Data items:
┄┄┄┄┄┄┄┄┄┄

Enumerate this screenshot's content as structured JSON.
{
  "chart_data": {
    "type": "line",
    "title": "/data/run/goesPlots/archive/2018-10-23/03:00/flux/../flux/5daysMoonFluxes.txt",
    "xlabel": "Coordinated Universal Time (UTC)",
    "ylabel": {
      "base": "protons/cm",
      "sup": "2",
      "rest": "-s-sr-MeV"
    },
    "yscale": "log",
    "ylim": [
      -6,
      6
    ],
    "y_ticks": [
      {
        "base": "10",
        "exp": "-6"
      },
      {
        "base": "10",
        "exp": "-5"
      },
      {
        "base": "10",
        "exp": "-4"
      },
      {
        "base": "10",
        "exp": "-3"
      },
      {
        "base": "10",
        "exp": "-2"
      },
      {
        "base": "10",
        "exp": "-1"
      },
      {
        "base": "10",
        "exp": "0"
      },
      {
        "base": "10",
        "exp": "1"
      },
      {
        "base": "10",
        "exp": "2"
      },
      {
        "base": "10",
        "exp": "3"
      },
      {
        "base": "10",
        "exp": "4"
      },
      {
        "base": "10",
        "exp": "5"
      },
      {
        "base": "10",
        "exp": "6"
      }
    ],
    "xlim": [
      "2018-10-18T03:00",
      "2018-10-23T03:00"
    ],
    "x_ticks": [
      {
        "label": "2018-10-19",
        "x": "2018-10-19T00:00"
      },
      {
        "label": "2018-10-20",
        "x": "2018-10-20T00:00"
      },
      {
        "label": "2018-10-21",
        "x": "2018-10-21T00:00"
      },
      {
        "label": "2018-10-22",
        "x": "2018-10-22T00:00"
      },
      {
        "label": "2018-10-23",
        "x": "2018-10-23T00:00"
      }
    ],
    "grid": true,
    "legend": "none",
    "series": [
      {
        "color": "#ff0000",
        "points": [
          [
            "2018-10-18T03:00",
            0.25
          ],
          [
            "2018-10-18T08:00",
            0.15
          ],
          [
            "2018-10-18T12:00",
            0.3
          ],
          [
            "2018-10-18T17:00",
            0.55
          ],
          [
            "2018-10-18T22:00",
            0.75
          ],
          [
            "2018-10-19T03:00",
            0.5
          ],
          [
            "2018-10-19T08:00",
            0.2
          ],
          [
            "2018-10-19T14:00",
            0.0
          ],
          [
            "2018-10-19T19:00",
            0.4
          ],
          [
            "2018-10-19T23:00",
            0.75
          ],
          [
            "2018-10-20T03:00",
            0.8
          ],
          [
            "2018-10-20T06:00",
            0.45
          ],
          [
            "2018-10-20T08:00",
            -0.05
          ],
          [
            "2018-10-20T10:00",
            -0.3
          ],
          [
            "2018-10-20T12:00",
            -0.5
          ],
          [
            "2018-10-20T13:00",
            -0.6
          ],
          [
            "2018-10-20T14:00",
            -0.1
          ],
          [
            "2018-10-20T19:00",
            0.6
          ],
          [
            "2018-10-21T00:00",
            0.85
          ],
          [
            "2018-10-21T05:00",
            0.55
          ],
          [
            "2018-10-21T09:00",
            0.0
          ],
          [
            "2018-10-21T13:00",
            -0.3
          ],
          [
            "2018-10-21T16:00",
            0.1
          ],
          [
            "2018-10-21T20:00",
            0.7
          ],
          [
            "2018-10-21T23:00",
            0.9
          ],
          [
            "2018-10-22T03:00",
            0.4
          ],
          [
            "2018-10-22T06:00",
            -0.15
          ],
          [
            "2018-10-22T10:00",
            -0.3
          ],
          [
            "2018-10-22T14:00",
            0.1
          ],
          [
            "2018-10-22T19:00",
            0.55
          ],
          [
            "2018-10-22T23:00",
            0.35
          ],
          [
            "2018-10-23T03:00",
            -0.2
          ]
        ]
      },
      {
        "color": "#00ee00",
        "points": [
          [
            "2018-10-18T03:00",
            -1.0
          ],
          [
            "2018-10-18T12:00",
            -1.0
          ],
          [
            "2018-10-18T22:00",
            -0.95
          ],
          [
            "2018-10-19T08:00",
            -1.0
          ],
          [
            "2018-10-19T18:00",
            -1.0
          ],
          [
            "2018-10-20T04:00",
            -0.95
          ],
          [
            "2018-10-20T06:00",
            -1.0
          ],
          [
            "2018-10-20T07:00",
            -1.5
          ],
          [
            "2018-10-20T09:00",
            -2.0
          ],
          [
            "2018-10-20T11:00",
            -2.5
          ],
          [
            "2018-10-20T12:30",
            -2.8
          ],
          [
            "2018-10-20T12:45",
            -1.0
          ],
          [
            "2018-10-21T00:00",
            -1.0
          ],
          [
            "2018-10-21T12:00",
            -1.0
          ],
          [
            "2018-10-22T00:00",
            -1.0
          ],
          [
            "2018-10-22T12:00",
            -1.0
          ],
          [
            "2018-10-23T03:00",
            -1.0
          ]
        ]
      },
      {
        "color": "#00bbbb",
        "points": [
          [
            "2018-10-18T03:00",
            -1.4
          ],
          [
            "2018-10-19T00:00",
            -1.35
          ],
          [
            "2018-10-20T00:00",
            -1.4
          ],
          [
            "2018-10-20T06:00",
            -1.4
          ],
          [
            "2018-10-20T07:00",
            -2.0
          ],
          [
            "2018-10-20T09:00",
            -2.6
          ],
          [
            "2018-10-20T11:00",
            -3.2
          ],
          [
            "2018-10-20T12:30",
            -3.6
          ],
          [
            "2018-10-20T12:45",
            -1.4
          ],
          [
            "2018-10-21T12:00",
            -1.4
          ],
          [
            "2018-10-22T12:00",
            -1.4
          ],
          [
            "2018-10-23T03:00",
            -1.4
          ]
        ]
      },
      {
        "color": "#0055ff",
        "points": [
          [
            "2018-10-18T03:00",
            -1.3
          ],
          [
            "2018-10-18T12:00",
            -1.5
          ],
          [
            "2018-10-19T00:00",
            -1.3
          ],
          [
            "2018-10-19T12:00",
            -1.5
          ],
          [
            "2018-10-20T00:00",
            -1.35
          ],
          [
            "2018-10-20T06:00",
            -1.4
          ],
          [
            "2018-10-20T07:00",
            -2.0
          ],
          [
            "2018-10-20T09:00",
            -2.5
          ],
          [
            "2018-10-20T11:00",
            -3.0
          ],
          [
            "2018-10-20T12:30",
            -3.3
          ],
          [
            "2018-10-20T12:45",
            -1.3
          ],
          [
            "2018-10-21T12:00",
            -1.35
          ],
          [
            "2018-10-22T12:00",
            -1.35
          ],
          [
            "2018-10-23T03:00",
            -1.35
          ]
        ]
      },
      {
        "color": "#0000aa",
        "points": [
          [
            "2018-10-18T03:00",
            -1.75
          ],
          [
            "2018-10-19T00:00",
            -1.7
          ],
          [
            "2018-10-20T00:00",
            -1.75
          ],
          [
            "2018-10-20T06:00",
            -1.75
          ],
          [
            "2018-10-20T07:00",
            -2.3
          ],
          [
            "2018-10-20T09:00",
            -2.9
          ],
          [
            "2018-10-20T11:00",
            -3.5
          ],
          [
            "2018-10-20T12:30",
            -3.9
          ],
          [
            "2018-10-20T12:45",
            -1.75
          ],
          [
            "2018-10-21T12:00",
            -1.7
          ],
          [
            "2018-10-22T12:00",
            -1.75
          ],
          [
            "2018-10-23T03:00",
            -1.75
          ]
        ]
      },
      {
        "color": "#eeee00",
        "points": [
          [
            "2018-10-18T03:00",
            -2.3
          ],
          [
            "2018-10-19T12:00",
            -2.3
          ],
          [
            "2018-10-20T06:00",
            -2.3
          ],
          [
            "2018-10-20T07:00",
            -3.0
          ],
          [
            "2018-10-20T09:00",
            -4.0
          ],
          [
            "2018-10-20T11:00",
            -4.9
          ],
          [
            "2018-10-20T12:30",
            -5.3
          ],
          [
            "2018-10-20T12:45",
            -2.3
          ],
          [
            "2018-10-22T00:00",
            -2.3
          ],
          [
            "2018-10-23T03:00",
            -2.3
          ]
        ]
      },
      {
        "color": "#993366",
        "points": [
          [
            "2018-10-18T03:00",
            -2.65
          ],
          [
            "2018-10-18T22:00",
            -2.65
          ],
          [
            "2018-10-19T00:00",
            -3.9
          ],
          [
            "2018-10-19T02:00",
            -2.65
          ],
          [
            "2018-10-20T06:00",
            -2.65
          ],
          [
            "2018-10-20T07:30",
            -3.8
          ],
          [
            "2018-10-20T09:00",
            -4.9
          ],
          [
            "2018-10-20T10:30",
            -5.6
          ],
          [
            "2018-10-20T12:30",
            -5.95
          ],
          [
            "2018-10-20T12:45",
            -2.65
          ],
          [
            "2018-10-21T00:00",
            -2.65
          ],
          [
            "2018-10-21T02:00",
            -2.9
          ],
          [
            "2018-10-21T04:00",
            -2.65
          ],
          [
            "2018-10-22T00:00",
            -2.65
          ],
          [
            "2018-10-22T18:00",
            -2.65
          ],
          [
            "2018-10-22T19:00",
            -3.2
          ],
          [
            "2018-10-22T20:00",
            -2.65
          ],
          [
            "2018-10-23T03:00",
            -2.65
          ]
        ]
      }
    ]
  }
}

┄┄┄┄┄┄┄┄┄┄

Given exercise: Return, from the data, each line that has the word "color" in it.

Result:
        "color": "#ff0000",
        "color": "#00ee00",
        "color": "#00bbbb",
        "color": "#0055ff",
        "color": "#0000aa",
        "color": "#eeee00",
        "color": "#993366",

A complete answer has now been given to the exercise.